Data entries:
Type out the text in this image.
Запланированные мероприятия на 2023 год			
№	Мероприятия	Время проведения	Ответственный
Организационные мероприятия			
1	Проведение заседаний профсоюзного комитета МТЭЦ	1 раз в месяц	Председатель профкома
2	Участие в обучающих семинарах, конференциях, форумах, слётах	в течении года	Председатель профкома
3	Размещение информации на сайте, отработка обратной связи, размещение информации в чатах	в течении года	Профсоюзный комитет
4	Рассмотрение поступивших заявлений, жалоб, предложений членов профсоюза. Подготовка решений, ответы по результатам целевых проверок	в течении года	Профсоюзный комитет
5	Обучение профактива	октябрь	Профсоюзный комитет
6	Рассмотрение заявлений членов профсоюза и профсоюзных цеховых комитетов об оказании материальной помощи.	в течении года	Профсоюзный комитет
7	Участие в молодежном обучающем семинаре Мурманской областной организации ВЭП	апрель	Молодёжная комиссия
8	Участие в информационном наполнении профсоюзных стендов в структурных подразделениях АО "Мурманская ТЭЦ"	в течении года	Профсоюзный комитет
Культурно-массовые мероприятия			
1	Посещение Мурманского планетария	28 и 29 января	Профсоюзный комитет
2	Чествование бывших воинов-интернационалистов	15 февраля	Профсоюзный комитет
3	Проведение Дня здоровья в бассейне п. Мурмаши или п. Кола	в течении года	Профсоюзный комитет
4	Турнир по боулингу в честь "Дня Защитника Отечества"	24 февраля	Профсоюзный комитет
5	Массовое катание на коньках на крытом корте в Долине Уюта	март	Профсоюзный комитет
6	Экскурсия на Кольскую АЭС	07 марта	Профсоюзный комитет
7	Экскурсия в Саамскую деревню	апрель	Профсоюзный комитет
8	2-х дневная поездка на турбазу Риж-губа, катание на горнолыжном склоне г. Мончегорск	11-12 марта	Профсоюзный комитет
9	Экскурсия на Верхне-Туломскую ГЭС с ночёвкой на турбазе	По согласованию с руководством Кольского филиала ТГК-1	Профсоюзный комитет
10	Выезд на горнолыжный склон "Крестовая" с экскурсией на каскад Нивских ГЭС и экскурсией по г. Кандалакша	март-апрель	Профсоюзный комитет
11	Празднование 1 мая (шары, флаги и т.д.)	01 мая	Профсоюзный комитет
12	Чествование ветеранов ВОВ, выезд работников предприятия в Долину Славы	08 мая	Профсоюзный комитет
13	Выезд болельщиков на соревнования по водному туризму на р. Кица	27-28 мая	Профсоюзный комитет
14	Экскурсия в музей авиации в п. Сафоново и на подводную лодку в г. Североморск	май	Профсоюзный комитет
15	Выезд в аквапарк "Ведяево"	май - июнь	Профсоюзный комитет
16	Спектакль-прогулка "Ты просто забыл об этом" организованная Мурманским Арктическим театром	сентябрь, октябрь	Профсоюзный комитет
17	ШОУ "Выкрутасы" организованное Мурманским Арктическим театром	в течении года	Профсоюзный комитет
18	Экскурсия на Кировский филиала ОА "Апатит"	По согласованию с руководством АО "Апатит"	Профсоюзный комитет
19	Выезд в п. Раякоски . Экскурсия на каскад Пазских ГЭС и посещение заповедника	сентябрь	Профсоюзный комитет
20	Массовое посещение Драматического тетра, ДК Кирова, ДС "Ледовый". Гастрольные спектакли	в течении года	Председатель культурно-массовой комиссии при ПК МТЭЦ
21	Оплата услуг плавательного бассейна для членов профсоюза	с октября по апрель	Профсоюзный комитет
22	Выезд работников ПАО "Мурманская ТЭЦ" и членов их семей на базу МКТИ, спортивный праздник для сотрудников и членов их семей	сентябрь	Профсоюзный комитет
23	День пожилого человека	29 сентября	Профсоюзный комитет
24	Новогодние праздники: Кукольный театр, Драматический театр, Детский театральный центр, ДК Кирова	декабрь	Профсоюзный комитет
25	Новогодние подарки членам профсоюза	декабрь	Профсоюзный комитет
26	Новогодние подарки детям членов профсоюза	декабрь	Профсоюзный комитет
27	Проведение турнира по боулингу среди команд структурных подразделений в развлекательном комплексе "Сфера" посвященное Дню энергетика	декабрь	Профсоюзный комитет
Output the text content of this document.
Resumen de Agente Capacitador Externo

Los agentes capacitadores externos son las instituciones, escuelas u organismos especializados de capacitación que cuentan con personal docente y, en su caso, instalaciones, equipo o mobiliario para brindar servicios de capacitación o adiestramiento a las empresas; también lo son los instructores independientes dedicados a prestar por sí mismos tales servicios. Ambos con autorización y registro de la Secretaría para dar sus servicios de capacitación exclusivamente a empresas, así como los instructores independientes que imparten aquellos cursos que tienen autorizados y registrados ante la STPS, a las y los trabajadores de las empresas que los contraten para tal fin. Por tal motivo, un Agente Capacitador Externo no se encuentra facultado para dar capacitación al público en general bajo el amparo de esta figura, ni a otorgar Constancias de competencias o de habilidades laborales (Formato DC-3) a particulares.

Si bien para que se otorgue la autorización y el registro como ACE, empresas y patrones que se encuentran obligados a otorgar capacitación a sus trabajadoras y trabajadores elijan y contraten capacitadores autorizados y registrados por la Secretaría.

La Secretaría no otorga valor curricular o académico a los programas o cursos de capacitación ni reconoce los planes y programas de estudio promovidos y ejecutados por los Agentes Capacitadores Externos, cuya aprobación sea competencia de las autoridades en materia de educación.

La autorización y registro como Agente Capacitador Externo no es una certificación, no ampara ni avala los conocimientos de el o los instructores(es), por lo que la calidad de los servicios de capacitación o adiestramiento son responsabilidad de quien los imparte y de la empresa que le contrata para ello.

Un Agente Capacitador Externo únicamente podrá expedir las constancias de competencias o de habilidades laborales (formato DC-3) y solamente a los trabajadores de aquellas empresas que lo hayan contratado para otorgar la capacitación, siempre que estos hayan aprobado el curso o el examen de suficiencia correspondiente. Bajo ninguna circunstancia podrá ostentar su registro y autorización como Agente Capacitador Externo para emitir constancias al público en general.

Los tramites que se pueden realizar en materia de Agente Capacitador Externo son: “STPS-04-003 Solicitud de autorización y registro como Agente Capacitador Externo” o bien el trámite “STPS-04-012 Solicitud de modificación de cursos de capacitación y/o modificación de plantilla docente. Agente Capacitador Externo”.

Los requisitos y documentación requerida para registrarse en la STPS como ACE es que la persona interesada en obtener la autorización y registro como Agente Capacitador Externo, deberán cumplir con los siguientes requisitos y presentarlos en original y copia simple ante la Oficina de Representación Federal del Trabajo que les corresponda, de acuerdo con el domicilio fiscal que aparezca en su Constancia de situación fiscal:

- Required work -
Exactly reproduce every line found in the records.

- The response -
Type out the text in this image.
Запланированные мероприятия на 2023 год			
№	Мероприятия	Время проведения	Ответственный
Организационные мероприятия			
1	Проведение заседаний профсоюзного комитета МТЭЦ	1 раз в месяц	Председатель профкома
2	Участие в обучающих семинарах, конференциях, форумах, слётах	в течении года	Председатель профкома
3	Размещение информации на сайте, отработка обратной связи, размещение информации в чатах	в течении года	Профсоюзный комитет
4	Рассмотрение поступивших заявлений, жалоб, предложений членов профсоюза. Подготовка решений, ответы по результатам целевых проверок	в течении года	Профсоюзный комитет
5	Обучение профактива	октябрь	Профсоюзный комитет
6	Рассмотрение заявлений членов профсоюза и профсоюзных цеховых комитетов об оказании материальной помощи.	в течении года	Профсоюзный комитет
7	Участие в молодежном обучающем семинаре Мурманской областной организации ВЭП	апрель	Молодёжная комиссия
8	Участие в информационном наполнении профсоюзных стендов в структурных подразделениях АО "Мурманская ТЭЦ"	в течении года	Профсоюзный комитет
Культурно-массовые мероприятия			
1	Посещение Мурманского планетария	28 и 29 января	Профсоюзный комитет
2	Чествование бывших воинов-интернационалистов	15 февраля	Профсоюзный комитет
3	Проведение Дня здоровья в бассейне п. Мурмаши или п. Кола	в течении года	Профсоюзный комитет
4	Турнир по боулингу в честь "Дня Защитника Отечества"	24 февраля	Профсоюзный комитет
5	Массовое катание на коньках на крытом корте в Долине Уюта	март	Профсоюзный комитет
6	Экскурсия на Кольскую АЭС	07 марта	Профсоюзный комитет
7	Экскурсия в Саамскую деревню	апрель	Профсоюзный комитет
8	2-х дневная поездка на турбазу Риж-губа, катание на горнолыжном склоне г. Мончегорск	11-12 марта	Профсоюзный комитет
9	Экскурсия на Верхне-Туломскую ГЭС с ночёвкой на турбазе	По согласованию с руководством Кольского филиала ТГК-1	Профсоюзный комитет
10	Выезд на горнолыжный склон "Крестовая" с экскурсией на каскад Нивских ГЭС и экскурсией по г. Кандалакша	март-апрель	Профсоюзный комитет
11	Празднование 1 мая (шары, флаги и т.д.)	01 мая	Профсоюзный комитет
12	Чествование ветеранов ВОВ, выезд работников предприятия в Долину Славы	08 мая	Профсоюзный комитет
13	Выезд болельщиков на соревнования по водному туризму на р. Кица	27-28 мая	Профсоюзный комитет
14	Экскурсия в музей авиации в п. Сафоново и на подводную лодку в г. Североморск	май	Профсоюзный комитет
15	Выезд в аквапарк "Ведяево"	май - июнь	Профсоюзный комитет
16	Спектакль-прогулка "Ты просто забыл об этом" организованная Мурманским Арктическим театром	сентябрь, октябрь	Профсоюзный комитет
17	ШОУ "Выкрутасы" организованное Мурманским Арктическим театром	в течении года	Профсоюзный комитет
18	Экскурсия на Кировский филиала ОА "Апатит"	По согласованию с руководством АО "Апатит"	Профсоюзный комитет
19	Выезд в п. Раякоски . Экскурсия на каскад Пазских ГЭС и посещение заповедника	сентябрь	Профсоюзный комитет
20	Массовое посещение Драматического тетра, ДК Кирова, ДС "Ледовый". Гастрольные спектакли	в течении года	Председатель культурно-массовой комиссии при ПК МТЭЦ
21	Оплата услуг плавательного бассейна для членов профсоюза	с октября по апрель	Профсоюзный комитет
22	Выезд работников ПАО "Мурманская ТЭЦ" и членов их семей на базу МКТИ, спортивный праздник для сотрудников и членов их семей	сентябрь	Профсоюзный комитет
23	День пожилого человека	29 сентября	Профсоюзный комитет
24	Новогодние праздники: Кукольный театр, Драматический театр, Детский театральный центр, ДК Кирова	декабрь	Профсоюзный комитет
25	Новогодние подарки членам профсоюза	декабрь	Профсоюзный комитет
26	Новогодние подарки детям членов профсоюза	декабрь	Профсоюзный комитет
27	Проведение турнира по боулингу среди команд структурных подразделений в развлекательном комплексе "Сфера" посвященное Дню энергетика	декабрь	Профсоюзный комитет
Output the text content of this document.
Resumen de Agente Capacitador Externo

Los agentes capacitadores externos son las instituciones, escuelas u organismos especializados de capacitación que cuentan con personal docente y, en su caso, instalaciones, equipo o mobiliario para brindar servicios de capacitación o adiestramiento a las empresas; también lo son los instructores independientes dedicados a prestar por sí mismos tales servicios. Ambos con autorización y registro de la Secretaría para dar sus servicios de capacitación exclusivamente a empresas, así como los instructores independientes que imparten aquellos cursos que tienen autorizados y registrados ante la STPS, a las y los trabajadores de las empresas que los contraten para tal fin. Por tal motivo, un Agente Capacitador Externo no se encuentra facultado para dar capacitación al público en general bajo el amparo de esta figura, ni a otorgar Constancias de competencias o de habilidades laborales (Formato DC-3) a particulares.

Si bien para que se otorgue la autorización y el registro como ACE, empresas y patrones que se encuentran obligados a otorgar capacitación a sus trabajadoras y trabajadores elijan y contraten capacitadores autorizados y registrados por la Secretaría.

La Secretaría no otorga valor curricular o académico a los programas o cursos de capacitación ni reconoce los planes y programas de estudio promovidos y ejecutados por los Agentes Capacitadores Externos, cuya aprobación sea competencia de las autoridades en materia de educación.

La autorización y registro como Agente Capacitador Externo no es una certificación, no ampara ni avala los conocimientos de el o los instructores(es), por lo que la calidad de los servicios de capacitación o adiestramiento son responsabilidad de quien los imparte y de la empresa que le contrata para ello.

Un Agente Capacitador Externo únicamente podrá expedir las constancias de competencias o de habilidades laborales (formato DC-3) y solamente a los trabajadores de aquellas empresas que lo hayan contratado para otorgar la capacitación, siempre que estos hayan aprobado el curso o el examen de suficiencia correspondiente. Bajo ninguna circunstancia podrá ostentar su registro y autorización como Agente Capacitador Externo para emitir constancias al público en general.

Los tramites que se pueden realizar en materia de Agente Capacitador Externo son: “STPS-04-003 Solicitud de autorización y registro como Agente Capacitador Externo” o bien el trámite “STPS-04-012 Solicitud de modificación de cursos de capacitación y/o modificación de plantilla docente. Agente Capacitador Externo”.

Los requisitos y documentación requerida para registrarse en la STPS como ACE es que la persona interesada en obtener la autorización y registro como Agente Capacitador Externo, deberán cumplir con los siguientes requisitos y presentarlos en original y copia simple ante la Oficina de Representación Federal del Trabajo que les corresponda, de acuerdo con el domicilio fiscal que aparezca en su Constancia de situación fiscal:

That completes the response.